GIVEN RECORDS ->
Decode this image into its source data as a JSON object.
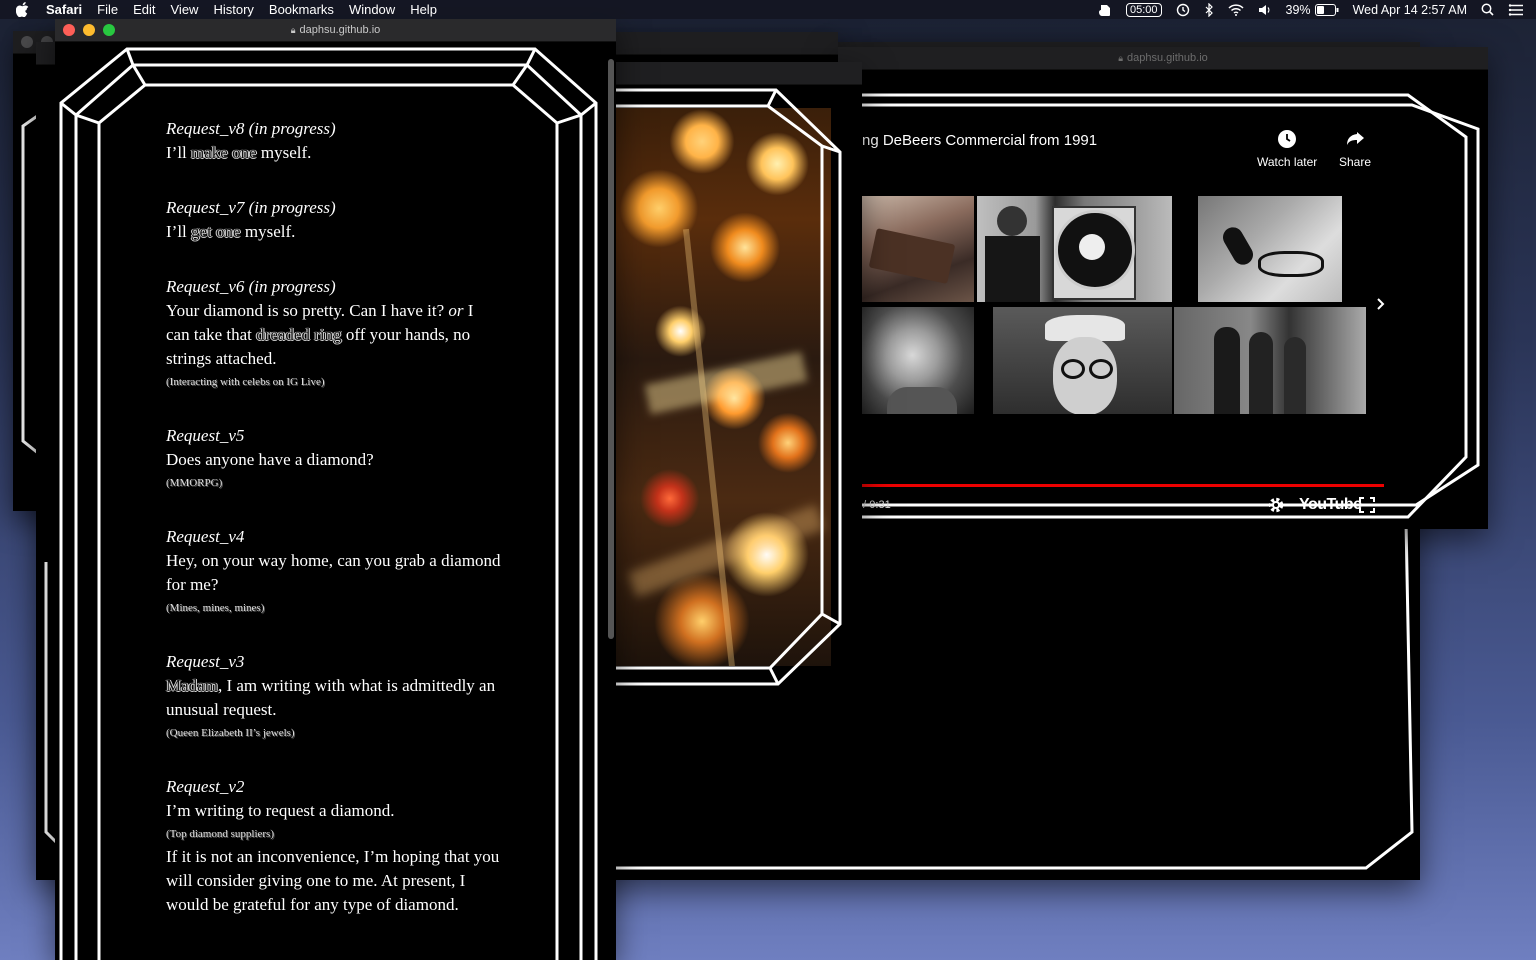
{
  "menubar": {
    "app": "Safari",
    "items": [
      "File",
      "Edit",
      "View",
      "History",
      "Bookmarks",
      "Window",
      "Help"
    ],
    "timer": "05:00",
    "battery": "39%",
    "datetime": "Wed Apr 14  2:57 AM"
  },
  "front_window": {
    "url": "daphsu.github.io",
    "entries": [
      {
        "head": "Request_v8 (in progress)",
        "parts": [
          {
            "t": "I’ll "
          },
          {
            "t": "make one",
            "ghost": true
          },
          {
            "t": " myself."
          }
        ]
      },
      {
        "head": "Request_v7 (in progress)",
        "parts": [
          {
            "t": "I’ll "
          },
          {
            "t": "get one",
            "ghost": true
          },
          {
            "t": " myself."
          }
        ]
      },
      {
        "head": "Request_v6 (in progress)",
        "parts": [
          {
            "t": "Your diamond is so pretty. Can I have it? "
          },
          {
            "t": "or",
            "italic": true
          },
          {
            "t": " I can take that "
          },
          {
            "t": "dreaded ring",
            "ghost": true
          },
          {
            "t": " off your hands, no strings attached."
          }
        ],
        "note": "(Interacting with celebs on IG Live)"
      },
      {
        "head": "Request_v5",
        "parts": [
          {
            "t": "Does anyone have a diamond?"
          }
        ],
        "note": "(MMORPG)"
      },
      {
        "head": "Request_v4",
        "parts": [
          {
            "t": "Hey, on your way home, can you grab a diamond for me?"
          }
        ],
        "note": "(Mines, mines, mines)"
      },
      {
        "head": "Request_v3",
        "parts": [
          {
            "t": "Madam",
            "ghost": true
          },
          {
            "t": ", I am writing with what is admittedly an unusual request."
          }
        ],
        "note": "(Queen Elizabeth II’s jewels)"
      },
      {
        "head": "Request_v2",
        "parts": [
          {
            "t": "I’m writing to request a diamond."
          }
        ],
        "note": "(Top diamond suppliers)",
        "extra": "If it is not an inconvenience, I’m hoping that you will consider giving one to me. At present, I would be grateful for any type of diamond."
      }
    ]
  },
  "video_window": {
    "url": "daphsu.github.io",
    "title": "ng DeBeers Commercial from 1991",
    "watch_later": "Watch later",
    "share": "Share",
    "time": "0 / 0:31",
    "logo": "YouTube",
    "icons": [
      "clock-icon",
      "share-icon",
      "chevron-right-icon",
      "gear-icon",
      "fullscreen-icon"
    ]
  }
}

DIRECTIVE -> Reply with nothing but a number: how many lines of the entries above contain the string "head"?

RESPONSE TO THE TASK -> 7